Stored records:
******************************
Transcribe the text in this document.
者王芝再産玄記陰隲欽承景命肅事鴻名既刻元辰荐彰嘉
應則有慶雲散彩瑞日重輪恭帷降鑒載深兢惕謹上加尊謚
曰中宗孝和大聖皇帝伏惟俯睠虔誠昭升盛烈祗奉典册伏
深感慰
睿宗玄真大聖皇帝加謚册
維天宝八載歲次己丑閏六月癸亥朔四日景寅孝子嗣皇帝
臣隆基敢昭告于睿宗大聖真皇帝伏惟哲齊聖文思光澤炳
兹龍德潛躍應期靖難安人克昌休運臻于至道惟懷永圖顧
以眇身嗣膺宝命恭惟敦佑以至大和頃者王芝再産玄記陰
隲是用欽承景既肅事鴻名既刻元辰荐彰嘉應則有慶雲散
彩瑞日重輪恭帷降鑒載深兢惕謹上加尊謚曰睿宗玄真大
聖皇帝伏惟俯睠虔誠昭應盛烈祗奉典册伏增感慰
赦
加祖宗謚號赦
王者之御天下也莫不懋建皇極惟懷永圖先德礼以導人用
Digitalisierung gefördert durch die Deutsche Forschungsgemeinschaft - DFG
******************************
> Exercise description
Extract each entry in full and write it down exactly.

> Result of the task
Transcribe the text in this document.
者王芝再産玄記陰隲欽承景命肅事鴻名既刻元辰荐彰嘉
應則有慶雲散彩瑞日重輪恭帷降鑒載深兢惕謹上加尊謚
曰中宗孝和大聖皇帝伏惟俯睠虔誠昭升盛烈祗奉典册伏
深感慰
睿宗玄真大聖皇帝加謚册
維天宝八載歲次己丑閏六月癸亥朔四日景寅孝子嗣皇帝
臣隆基敢昭告于睿宗大聖真皇帝伏惟哲齊聖文思光澤炳
兹龍德潛躍應期靖難安人克昌休運臻于至道惟懷永圖顧
以眇身嗣膺宝命恭惟敦佑以至大和頃者王芝再産玄記陰
隲是用欽承景既肅事鴻名既刻元辰荐彰嘉應則有慶雲散
彩瑞日重輪恭帷降鑒載深兢惕謹上加尊謚曰睿宗玄真大
聖皇帝伏惟俯睠虔誠昭應盛烈祗奉典册伏增感慰
赦
加祖宗謚號赦
王者之御天下也莫不懋建皇極惟懷永圖先德礼以導人用
Digitalisierung gefördert durch die Deutsche Forschungsgemeinschaft - DFG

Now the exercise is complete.